- Exercise instructions -
Wherever "candlestick" appears in a line, copy that line.

- Dataset content -
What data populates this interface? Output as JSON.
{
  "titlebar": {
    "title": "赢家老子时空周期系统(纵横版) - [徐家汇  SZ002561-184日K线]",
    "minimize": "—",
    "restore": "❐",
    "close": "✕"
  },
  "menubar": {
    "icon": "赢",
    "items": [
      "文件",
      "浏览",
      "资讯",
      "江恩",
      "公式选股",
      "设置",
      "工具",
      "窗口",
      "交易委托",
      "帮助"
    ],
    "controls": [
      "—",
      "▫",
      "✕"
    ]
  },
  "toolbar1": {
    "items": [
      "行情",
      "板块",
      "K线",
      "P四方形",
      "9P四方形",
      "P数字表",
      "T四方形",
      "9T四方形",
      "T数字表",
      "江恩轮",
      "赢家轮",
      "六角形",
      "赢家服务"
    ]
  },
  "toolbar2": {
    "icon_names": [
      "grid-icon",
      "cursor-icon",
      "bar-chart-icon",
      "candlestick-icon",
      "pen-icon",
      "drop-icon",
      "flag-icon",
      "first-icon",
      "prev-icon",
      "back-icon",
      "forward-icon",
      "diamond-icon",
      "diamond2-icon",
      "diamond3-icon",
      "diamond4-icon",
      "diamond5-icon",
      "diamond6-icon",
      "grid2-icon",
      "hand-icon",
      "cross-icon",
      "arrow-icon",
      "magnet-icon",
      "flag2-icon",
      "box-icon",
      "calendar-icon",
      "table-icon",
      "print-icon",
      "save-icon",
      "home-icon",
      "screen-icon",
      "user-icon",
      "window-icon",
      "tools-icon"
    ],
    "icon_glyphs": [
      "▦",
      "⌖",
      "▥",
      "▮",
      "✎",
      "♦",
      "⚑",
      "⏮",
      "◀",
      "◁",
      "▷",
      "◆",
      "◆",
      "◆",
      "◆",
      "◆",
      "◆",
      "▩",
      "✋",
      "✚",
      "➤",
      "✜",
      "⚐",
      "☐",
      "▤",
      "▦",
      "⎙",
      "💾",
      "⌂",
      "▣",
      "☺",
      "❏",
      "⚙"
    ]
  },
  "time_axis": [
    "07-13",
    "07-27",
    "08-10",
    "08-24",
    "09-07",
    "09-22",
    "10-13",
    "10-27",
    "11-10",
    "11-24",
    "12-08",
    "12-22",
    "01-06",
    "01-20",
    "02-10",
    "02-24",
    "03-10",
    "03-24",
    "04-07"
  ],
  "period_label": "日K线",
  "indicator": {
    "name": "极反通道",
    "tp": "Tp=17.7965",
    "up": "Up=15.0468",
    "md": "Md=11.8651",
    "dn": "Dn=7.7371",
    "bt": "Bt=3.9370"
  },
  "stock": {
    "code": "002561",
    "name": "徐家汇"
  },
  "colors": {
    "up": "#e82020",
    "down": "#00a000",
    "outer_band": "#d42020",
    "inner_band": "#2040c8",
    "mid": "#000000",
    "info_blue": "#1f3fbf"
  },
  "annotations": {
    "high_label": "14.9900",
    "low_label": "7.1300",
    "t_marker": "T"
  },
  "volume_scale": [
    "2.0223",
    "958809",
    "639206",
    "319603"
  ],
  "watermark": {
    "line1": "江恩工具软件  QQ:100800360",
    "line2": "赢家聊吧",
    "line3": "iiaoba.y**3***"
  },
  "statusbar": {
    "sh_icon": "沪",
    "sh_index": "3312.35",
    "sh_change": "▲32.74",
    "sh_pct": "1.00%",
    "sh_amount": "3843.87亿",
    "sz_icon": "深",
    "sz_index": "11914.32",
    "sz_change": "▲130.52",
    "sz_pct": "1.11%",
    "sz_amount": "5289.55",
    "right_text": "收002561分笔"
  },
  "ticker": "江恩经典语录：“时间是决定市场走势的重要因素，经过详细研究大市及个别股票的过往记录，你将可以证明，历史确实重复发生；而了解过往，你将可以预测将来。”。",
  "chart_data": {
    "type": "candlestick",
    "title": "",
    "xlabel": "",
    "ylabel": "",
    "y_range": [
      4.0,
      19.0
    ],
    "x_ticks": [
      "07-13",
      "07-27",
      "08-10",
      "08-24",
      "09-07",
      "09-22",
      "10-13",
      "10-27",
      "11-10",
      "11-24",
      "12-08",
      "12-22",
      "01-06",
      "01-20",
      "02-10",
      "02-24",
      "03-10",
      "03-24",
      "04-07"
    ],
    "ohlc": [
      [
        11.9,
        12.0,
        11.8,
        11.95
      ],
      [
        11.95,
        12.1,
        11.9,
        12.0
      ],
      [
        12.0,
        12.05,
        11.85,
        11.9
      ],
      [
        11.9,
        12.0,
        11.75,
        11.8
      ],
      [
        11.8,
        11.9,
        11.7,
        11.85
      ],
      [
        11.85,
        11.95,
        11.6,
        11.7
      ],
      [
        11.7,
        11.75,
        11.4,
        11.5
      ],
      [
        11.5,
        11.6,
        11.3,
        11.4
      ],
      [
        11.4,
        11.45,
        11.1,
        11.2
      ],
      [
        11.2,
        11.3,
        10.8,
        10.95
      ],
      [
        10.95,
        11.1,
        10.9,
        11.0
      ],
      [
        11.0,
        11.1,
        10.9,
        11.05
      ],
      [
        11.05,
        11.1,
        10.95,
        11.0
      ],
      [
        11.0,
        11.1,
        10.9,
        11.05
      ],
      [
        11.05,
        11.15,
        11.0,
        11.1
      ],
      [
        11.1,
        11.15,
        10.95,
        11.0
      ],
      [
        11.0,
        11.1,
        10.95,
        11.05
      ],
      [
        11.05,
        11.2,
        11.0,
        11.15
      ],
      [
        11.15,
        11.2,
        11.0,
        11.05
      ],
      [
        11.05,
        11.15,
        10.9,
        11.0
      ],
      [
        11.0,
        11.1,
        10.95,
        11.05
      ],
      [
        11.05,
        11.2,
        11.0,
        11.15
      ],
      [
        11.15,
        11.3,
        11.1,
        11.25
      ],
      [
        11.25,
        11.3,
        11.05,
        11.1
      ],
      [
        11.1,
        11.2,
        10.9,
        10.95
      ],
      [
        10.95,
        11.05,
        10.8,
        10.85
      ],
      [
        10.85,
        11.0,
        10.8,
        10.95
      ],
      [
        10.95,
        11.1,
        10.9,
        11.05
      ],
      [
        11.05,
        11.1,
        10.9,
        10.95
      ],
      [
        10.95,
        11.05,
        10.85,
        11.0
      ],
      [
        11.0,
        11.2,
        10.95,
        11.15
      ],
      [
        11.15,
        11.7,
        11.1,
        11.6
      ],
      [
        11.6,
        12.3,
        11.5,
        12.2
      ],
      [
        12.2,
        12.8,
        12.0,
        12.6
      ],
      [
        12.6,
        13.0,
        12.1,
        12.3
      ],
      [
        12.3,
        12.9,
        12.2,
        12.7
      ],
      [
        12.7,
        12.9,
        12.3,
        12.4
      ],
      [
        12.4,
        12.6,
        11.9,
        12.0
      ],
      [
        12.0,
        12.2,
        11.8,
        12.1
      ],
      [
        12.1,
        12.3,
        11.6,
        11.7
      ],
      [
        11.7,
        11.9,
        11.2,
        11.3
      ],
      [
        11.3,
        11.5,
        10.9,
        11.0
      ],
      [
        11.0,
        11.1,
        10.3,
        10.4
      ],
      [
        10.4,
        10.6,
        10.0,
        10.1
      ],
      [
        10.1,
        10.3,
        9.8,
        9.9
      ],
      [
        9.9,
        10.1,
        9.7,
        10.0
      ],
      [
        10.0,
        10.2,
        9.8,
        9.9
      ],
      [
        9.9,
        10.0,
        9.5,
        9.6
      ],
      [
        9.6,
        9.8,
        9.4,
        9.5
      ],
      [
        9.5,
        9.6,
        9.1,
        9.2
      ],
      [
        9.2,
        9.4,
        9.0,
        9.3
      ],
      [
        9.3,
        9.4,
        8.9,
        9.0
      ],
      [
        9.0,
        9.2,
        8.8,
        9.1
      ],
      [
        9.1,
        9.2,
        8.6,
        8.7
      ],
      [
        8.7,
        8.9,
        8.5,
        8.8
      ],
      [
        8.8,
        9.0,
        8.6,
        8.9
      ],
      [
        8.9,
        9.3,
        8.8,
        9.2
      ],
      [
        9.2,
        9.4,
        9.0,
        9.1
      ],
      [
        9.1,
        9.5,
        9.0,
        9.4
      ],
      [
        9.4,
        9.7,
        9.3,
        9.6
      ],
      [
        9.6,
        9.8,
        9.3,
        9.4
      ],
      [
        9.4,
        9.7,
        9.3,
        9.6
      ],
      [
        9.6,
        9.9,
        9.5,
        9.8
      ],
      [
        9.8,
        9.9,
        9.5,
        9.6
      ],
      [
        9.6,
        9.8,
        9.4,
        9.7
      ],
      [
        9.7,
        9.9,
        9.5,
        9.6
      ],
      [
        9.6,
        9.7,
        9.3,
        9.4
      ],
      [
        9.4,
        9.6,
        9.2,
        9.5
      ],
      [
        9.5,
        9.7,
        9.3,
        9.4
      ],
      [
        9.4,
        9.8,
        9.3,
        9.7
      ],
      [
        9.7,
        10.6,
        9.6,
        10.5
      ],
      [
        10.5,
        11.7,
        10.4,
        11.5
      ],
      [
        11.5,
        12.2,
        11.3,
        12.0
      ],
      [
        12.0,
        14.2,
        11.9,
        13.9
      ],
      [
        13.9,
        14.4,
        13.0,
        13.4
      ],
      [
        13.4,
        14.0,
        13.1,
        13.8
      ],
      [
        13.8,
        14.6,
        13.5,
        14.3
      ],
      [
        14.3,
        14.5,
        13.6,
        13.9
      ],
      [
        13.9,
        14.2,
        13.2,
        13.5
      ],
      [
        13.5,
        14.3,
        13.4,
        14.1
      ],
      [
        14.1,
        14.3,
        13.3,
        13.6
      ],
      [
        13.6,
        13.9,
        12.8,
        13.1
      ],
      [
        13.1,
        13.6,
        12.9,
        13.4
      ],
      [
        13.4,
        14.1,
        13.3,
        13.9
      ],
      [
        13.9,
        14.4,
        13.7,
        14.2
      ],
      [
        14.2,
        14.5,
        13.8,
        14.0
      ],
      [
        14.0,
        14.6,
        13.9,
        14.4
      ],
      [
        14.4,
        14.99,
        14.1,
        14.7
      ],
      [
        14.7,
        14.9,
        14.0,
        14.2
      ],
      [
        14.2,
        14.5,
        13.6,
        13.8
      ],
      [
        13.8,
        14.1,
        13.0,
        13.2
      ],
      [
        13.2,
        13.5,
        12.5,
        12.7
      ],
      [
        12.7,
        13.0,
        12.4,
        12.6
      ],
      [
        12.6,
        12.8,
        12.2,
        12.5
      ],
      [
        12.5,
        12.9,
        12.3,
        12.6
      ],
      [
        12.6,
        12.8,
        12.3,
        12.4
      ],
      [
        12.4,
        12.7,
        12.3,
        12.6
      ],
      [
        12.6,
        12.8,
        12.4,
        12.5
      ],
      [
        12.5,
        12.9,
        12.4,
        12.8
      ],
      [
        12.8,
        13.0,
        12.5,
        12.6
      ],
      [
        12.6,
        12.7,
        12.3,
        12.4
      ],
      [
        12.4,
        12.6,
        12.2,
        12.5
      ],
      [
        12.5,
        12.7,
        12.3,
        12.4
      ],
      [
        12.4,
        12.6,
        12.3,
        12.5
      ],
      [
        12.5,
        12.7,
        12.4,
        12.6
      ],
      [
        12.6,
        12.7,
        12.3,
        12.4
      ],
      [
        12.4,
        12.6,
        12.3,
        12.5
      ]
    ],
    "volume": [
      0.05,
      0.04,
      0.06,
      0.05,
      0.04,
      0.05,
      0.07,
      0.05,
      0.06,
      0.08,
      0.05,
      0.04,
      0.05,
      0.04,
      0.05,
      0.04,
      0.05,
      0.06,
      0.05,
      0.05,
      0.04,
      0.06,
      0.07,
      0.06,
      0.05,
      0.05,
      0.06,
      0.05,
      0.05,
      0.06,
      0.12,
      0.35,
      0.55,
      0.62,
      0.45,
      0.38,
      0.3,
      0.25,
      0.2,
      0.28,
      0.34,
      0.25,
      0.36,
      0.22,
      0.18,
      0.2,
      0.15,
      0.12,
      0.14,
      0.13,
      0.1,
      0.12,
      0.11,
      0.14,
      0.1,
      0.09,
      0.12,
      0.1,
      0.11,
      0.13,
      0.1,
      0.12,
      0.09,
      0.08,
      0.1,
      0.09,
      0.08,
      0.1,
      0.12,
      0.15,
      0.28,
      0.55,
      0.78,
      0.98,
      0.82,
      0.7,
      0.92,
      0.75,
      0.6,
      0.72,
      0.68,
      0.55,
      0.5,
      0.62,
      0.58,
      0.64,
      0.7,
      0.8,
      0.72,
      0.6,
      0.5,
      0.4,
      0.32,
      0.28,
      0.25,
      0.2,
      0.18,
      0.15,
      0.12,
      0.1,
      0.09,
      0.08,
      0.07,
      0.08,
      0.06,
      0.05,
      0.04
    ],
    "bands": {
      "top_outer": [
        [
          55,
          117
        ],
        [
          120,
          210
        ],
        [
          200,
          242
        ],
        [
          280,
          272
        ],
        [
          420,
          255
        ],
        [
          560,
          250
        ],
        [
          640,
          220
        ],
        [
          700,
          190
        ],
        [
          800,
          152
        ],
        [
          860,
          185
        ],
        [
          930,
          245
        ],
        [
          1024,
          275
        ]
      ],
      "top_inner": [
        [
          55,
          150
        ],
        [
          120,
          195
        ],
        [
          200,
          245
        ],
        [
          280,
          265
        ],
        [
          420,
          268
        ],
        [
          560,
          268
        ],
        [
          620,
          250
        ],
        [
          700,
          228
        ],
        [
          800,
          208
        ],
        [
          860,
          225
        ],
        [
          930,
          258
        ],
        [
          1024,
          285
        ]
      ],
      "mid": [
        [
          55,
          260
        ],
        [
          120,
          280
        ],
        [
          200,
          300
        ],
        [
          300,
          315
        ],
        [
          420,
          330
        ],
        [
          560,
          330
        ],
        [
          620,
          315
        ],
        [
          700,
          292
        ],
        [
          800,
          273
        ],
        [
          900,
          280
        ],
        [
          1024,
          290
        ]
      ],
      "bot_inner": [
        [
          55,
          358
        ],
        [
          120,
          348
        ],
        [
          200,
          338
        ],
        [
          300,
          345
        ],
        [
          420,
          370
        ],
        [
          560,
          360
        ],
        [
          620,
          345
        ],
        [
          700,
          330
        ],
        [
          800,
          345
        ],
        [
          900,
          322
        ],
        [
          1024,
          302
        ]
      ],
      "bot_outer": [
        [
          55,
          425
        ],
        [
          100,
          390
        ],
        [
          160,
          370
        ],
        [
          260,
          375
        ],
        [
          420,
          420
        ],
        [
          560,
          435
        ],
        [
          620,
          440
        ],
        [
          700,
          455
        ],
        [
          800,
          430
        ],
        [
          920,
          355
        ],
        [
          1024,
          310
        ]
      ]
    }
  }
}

- Result of the exercise -
      "candlestick-icon",
    "type": "candlestick",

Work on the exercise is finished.